In the material below, find every line with "عشرة" and pull it out.

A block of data
[Start]

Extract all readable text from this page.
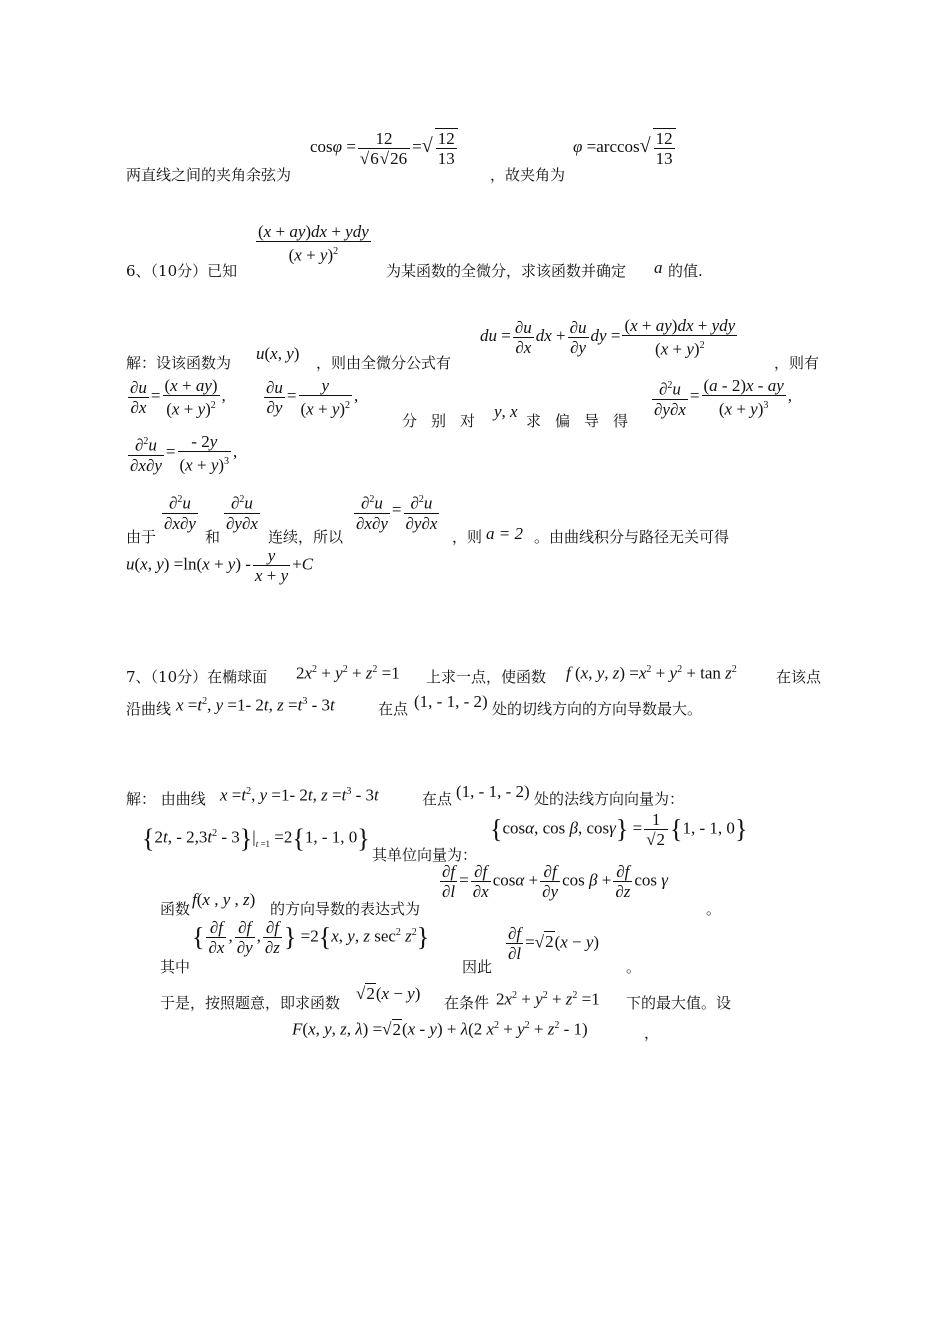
两直线之间的夹角余弦为
$\cos\varphi = \frac{12}{√6√26}$ =√ $\frac{12}{13}$
，故夹角为
$\varphi =\arccos√ \frac{12}{13}$
6、（10分）已知
$\frac{\text{(x + ay)dx + ydy}}{(x + y)^2}$
为某函数的全微分，求该函数并确定 a 的值.
解：设该函数为 u(x, y) ，则由全微分公式有
du = $\frac{\partial u}{\partial x}$ dx + $\frac{\partial u}{\partial y}$ dy = $\frac{\text{(x + ay)dx + ydy}}{(x + y)^2}$
，则有
$\frac{\partial u}{\partial x} = \frac{(x + ay)}{(x + y)^2}$ , $\frac{\partial u}{\partial y} = \frac{y}{(x + y)^2}$ ,
分别对 y, x 求偏导得
$\frac{\partial^2u}{\partial y\partial x} = \frac{(a - 2)x - ay}{(x + y)^3}$ ,
$\frac{\partial^2u}{\partial x\partial y} = \frac{- 2y}{(x + y)^3}$ ,
由于
$\frac{\partial^2u}{\partial x\partial y}$
和
$\frac{\partial^2u}{\partial y\partial x}$
连续，所以
$\frac{\partial^2u}{\partial x\partial y} = \frac{\partial^2u}{\partial y\partial x}$
，则 a = 2 。由曲线积分与路径无关可得
u(x, $y) =\ln(x + y) - \frac{y}{x + y} +C$
7、（10分）在椭球面 $2x^2 + y^2 + z^2 =1$ 上求一点，使函数 f (x, y, $z) =x^2 + y^2 + \tan z^2$	在该点
沿曲线 $x =t^2$, y =1- 2t, $z =t^3 - 3t$	在点 (1, - 1, - 2) 处的切线方向的方向导数最大。
解： 由曲线 $x =t^2$, y =1- 2t, $z =t^3 - 3t$	在点 (1, - 1, - 2) 处的法线方向向量为：
{2t, - $2,3t^2 - 3\}|_{t =1} =2\{1$, - 1, 0}
其单位向量为：
{cosα, cos β, $\cos\gamma\} = \frac{1}{√2} \{1$, - 1, 0}
函数 f(x , y , z) 的方向导数的表达式为
$\frac{\partial f}{\partial l} = \frac{\partial f}{\partial x}$ $\cos\alpha + \frac{\partial f}{\partial y}$ $\cos \beta + \frac{\partial f}{\partial z}$ cos γ
。
其中
{ $\frac{\partial f}{\partial x}$ , $\frac{\partial f}{\partial y}$ , $\frac{\partial f}{\partial z}$ } =2{x, y, z $\sec^2 z^2$}
因此
$\frac{\partial f}{\partial l} =√2(x - y)$
。
于是，按照题意，即求函数 √2(x − y) 在条件 $2x^2 + y^2 + z^2 =1$ 下的最大值。设
F(x, y, z, λ) =√2(x - y) + λ(2 $x^2 + y^2 + z^2 - 1$)	，
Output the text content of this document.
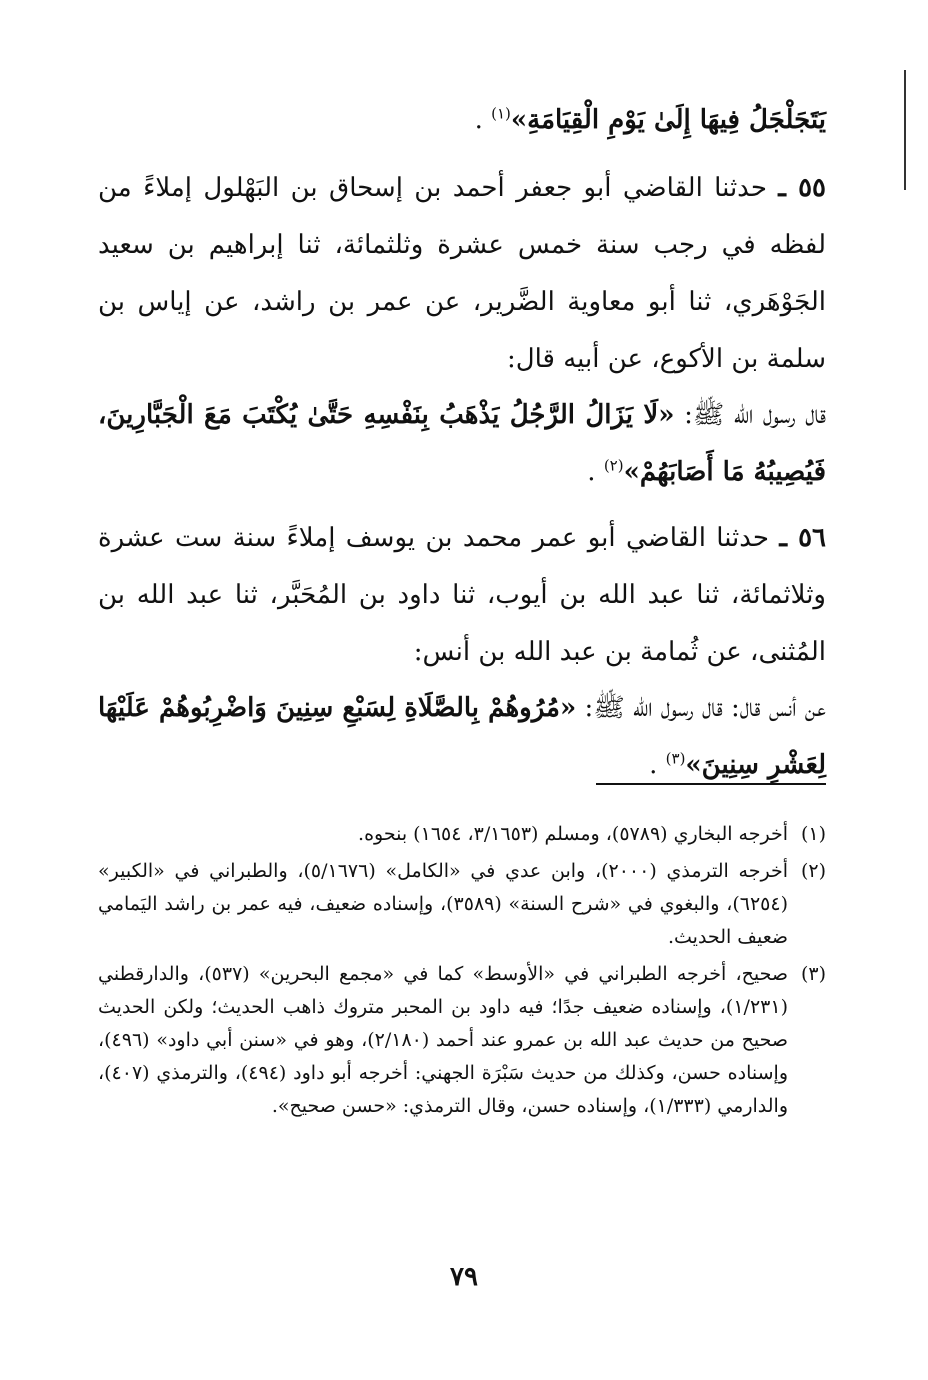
يَتَجَلْجَلُ فِيهَا إِلَىٰ يَوْمِ الْقِيَامَةِ»$^{(١)}$ .

٥٥ ـ حدثنا القاضي أبو جعفر أحمد بن إسحاق بن البَهْلول إملاءً من لفظه في رجب سنة خمس عشرة وثلثمائة، ثنا إبراهيم بن سعيد الجَوْهَري، ثنا أبو معاوية الضَّرير، عن عمر بن راشد، عن إياس بن سلمة بن الأكوع، عن أبيه قال:

قال رسول الله ﷺ: «لَا يَزَالُ الرَّجُلُ يَذْهَبُ بِنَفْسِهِ حَتَّىٰ يُكْتَبَ مَعَ الْجَبَّارِينَ، فَيُصِيبُهُ مَا أَصَابَهُمْ»$^{(٢)}$ .

٥٦ ـ حدثنا القاضي أبو عمر محمد بن يوسف إملاءً سنة ست عشرة وثلاثمائة، ثنا عبد الله بن أيوب، ثنا داود بن المُحَبَّر، ثنا عبد الله بن المُثنى، عن ثُمامة بن عبد الله بن أنس:

عن أنس قال: قال رسول الله ﷺ: «مُرُوهُمْ بِالصَّلَاةِ لِسَبْعِ سِنِينَ وَاضْرِبُوهُمْ عَلَيْهَا لِعَشْرِ سِنِينَ»$^{(٣)}$ .

(١)
أخرجه البخاري (٥٧٨٩)، ومسلم (٣/١٦٥٣، ١٦٥٤) بنحوه.
(٢)
أخرجه الترمذي (٢٠٠٠)، وابن عدي في «الكامل» (٥/١٦٧٦)، والطبراني في «الكبير» (٦٢٥٤)، والبغوي في «شرح السنة» (٣٥٨٩)، وإسناده ضعيف، فيه عمر بن راشد اليَمامي ضعيف الحديث.
(٣)
صحيح، أخرجه الطبراني في «الأوسط» كما في «مجمع البحرين» (٥٣٧)، والدارقطني (١/٢٣١)، وإسناده ضعيف جدًا؛ فيه داود بن المحبر متروك ذاهب الحديث؛ ولكن الحديث صحيح من حديث عبد الله بن عمرو عند أحمد (٢/١٨٠)، وهو في «سنن أبي داود» (٤٩٦)، وإسناده حسن، وكذلك من حديث سَبْرَة الجهني: أخرجه أبو داود (٤٩٤)، والترمذي (٤٠٧)، والدارمي (١/٣٣٣)، وإسناده حسن، وقال الترمذي: «حسن صحيح».
٧٩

[End]

--- RESPONSE ---
٥٥ ـ حدثنا القاضي أبو جعفر أحمد بن إسحاق بن البَهْلول إملاءً من لفظه في رجب سنة خمس عشرة وثلثمائة، ثنا إبراهيم بن سعيد الجَوْهَري، ثنا أبو معاوية الضَّرير، عن عمر بن راشد، عن إياس بن سلمة بن الأكوع، عن أبيه قال:
٥٦ ـ حدثنا القاضي أبو عمر محمد بن يوسف إملاءً سنة ست عشرة وثلاثمائة، ثنا عبد الله بن أيوب، ثنا داود بن المُحَبَّر، ثنا عبد الله بن المُثنى، عن ثُمامة بن عبد الله بن أنس:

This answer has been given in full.